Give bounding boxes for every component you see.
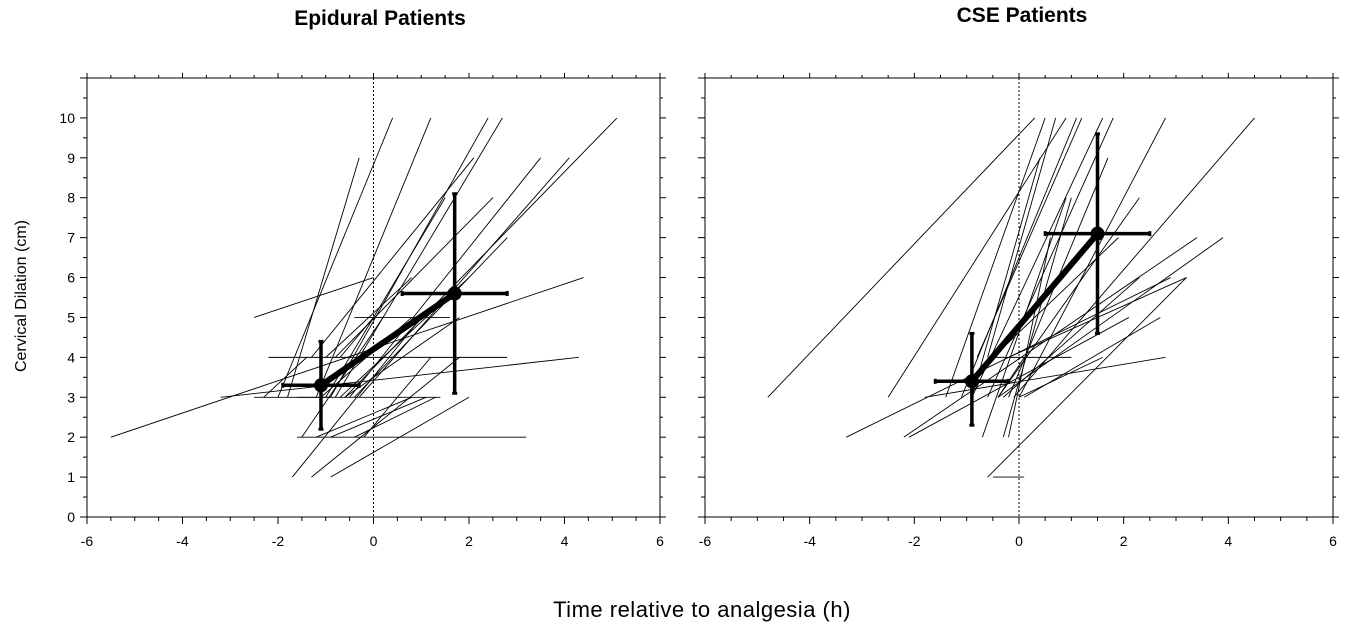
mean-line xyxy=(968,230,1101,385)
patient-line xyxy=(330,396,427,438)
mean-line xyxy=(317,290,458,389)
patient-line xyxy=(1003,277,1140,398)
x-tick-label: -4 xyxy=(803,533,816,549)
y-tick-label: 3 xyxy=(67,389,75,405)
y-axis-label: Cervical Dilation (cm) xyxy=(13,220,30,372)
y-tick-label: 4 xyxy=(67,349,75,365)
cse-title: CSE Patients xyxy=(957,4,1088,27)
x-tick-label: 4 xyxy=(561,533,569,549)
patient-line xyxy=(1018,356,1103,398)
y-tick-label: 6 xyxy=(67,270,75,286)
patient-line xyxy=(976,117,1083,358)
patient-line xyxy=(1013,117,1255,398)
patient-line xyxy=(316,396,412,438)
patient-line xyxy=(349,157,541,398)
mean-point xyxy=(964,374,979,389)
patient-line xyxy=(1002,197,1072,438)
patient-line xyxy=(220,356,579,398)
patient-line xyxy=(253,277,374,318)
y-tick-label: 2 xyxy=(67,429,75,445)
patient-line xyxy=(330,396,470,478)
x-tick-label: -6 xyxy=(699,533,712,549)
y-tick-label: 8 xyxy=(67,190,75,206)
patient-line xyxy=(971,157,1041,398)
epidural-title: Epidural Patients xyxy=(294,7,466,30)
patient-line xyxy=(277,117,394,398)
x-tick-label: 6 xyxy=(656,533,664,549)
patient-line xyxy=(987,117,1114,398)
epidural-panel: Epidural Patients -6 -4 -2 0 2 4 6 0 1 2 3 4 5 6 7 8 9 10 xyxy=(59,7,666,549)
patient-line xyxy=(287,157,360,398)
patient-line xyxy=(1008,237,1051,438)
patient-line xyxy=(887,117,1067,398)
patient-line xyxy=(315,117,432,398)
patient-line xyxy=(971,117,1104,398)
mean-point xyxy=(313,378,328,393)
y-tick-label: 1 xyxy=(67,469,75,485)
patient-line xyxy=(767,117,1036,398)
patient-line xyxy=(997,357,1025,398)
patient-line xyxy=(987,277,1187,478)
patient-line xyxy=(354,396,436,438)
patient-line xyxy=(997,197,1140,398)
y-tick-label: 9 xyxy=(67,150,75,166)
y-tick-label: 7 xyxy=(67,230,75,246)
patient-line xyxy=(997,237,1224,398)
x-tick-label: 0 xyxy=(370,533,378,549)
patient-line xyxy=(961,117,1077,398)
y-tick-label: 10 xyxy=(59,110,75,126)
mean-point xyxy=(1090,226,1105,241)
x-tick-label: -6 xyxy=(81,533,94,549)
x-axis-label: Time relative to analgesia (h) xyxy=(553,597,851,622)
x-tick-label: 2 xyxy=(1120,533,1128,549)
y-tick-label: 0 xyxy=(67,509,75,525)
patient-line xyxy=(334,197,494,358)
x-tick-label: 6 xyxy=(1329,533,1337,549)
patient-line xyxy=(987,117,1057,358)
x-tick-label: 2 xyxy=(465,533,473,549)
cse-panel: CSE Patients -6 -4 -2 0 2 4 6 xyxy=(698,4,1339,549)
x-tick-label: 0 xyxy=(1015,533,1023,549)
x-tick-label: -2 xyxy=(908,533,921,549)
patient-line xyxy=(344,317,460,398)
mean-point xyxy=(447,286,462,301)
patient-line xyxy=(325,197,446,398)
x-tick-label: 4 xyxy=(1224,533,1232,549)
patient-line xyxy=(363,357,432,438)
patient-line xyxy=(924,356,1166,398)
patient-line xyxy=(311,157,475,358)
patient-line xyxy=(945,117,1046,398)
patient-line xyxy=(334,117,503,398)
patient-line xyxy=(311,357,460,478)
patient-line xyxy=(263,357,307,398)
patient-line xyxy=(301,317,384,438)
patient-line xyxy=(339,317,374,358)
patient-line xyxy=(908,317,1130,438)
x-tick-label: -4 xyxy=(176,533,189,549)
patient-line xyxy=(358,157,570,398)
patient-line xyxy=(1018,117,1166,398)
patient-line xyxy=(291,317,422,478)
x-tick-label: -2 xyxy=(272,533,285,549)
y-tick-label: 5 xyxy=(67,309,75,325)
◇ ◇ ◇ ◇
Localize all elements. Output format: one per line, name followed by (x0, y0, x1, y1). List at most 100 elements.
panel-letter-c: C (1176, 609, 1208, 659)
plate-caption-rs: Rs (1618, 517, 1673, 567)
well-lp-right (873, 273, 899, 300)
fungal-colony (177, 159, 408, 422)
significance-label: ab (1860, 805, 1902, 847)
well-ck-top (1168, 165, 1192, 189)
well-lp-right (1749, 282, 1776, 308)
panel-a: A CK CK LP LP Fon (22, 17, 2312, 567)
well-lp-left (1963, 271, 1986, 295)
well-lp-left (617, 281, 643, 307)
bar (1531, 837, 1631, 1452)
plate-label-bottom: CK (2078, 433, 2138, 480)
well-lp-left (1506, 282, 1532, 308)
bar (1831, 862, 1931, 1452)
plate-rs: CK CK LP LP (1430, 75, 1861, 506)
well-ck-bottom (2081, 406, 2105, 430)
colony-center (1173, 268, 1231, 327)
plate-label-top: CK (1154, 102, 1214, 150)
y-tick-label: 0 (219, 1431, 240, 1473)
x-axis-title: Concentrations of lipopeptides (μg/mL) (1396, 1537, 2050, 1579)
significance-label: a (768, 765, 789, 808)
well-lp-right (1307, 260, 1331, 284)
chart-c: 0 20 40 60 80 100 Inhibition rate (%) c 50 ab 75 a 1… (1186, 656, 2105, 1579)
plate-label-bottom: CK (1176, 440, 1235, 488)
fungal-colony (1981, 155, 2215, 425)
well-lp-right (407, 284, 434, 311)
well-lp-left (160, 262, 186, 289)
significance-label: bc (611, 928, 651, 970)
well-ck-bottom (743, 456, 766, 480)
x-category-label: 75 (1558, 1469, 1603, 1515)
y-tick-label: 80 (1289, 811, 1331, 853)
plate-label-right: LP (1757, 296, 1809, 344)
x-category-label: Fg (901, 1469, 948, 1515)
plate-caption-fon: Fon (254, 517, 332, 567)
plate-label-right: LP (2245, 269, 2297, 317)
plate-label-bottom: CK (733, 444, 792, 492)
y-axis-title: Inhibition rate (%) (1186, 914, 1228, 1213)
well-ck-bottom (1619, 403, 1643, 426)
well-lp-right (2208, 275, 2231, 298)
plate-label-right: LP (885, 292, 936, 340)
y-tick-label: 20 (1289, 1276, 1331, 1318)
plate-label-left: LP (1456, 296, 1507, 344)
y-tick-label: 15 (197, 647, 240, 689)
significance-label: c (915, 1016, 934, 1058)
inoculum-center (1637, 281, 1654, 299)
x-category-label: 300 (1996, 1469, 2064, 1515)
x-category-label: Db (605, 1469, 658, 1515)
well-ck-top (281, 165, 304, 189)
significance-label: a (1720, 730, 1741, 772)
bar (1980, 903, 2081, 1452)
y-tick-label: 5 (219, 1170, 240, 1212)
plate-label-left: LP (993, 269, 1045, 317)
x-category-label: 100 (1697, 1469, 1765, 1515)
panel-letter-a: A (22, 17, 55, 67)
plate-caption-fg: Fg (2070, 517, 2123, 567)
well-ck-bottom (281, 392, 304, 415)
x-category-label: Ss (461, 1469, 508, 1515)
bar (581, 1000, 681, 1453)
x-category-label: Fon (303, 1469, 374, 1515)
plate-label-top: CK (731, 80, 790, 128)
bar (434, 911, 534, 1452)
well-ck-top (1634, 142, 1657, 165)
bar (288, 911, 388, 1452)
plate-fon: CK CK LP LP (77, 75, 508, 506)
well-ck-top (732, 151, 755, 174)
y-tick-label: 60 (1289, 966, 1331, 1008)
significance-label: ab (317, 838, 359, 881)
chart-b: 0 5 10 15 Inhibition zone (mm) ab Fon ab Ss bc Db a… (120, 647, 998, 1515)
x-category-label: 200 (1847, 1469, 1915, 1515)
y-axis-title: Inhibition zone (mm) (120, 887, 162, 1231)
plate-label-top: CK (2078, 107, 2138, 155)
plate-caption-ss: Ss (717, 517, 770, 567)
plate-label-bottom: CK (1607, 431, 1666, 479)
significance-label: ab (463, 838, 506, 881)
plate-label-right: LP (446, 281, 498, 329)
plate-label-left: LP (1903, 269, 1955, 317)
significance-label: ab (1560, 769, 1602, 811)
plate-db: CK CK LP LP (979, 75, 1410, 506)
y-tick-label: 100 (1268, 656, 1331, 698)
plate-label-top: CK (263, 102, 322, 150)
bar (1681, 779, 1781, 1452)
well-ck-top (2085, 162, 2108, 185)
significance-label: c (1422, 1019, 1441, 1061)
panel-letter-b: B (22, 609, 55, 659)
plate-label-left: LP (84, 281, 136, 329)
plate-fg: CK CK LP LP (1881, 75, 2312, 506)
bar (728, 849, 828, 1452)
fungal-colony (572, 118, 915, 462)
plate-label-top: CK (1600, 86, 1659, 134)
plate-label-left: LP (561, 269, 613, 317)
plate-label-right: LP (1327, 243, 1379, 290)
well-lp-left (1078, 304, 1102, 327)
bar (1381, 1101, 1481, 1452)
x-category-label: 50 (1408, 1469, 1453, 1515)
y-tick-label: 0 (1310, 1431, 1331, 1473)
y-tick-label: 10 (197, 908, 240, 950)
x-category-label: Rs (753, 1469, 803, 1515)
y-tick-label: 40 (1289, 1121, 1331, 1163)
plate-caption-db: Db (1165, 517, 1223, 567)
◇ ◇ ◇ ◇
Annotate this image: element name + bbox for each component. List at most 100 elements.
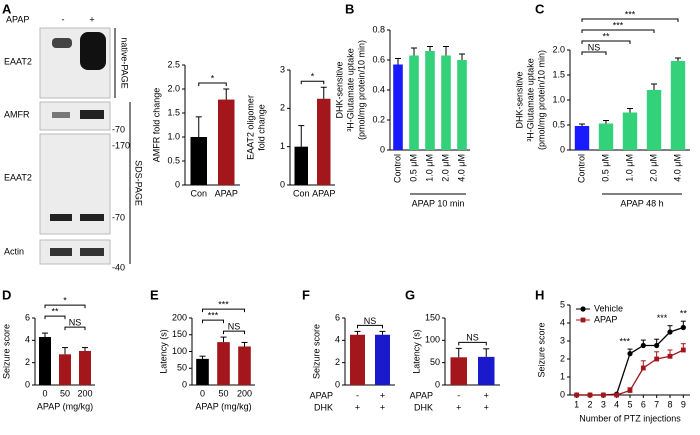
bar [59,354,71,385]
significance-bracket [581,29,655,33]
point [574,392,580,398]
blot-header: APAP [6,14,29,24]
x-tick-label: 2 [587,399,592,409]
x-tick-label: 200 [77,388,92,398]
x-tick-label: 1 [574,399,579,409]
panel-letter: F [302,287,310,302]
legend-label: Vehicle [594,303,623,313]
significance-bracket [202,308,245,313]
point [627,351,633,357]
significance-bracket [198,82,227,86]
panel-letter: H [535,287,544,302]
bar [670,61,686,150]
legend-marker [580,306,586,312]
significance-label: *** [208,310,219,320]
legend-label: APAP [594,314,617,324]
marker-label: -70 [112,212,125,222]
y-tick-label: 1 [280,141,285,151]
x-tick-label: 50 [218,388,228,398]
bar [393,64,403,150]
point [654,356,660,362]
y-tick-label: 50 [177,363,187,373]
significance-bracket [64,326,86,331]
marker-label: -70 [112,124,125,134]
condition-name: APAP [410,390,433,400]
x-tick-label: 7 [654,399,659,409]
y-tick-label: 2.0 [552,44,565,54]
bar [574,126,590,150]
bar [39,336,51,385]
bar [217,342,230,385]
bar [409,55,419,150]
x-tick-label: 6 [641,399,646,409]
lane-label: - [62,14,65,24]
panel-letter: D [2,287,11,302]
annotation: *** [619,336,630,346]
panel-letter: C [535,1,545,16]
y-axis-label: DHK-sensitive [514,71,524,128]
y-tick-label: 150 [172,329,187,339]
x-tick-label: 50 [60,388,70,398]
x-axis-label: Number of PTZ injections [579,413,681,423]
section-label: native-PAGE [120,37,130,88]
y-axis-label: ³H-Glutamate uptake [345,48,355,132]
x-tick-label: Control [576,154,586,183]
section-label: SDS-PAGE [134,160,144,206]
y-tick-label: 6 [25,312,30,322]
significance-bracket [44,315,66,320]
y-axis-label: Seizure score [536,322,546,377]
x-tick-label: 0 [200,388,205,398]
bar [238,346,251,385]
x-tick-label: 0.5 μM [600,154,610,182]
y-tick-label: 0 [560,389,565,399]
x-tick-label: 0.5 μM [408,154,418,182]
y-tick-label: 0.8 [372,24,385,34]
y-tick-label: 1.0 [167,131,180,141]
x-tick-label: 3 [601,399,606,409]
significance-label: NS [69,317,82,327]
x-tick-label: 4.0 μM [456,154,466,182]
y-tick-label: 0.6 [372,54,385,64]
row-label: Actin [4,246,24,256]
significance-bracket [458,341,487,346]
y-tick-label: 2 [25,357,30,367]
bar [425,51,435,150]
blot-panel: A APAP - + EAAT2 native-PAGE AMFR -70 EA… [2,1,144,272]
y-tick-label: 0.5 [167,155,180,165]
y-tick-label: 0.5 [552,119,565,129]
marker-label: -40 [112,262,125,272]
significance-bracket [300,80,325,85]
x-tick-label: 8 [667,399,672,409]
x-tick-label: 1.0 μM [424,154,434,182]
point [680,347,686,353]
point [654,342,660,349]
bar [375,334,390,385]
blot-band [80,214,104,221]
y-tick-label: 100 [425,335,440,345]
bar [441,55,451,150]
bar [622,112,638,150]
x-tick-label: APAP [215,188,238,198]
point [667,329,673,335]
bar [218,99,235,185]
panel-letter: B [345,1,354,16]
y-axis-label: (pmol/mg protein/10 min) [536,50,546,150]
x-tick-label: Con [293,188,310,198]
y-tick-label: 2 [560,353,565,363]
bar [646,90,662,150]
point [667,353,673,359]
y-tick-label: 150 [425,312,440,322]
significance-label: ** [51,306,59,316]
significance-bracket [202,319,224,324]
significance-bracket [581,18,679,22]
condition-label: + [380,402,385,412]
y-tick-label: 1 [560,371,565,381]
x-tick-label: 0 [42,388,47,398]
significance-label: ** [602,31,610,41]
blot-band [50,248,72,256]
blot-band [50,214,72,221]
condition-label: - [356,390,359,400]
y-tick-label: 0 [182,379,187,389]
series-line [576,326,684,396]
◇ ◇ ◇ ◇
Task item
Return, from the material above, every line with the word "chart".

Output for this exercise
chart-c: 0 20 40 60 80 100 Inhibition rate (%) c 50 ab 75 a 1… (1186, 656, 2105, 1579)
chart-b: 0 5 10 15 Inhibition zone (mm) ab Fon ab Ss bc Db a… (120, 647, 998, 1515)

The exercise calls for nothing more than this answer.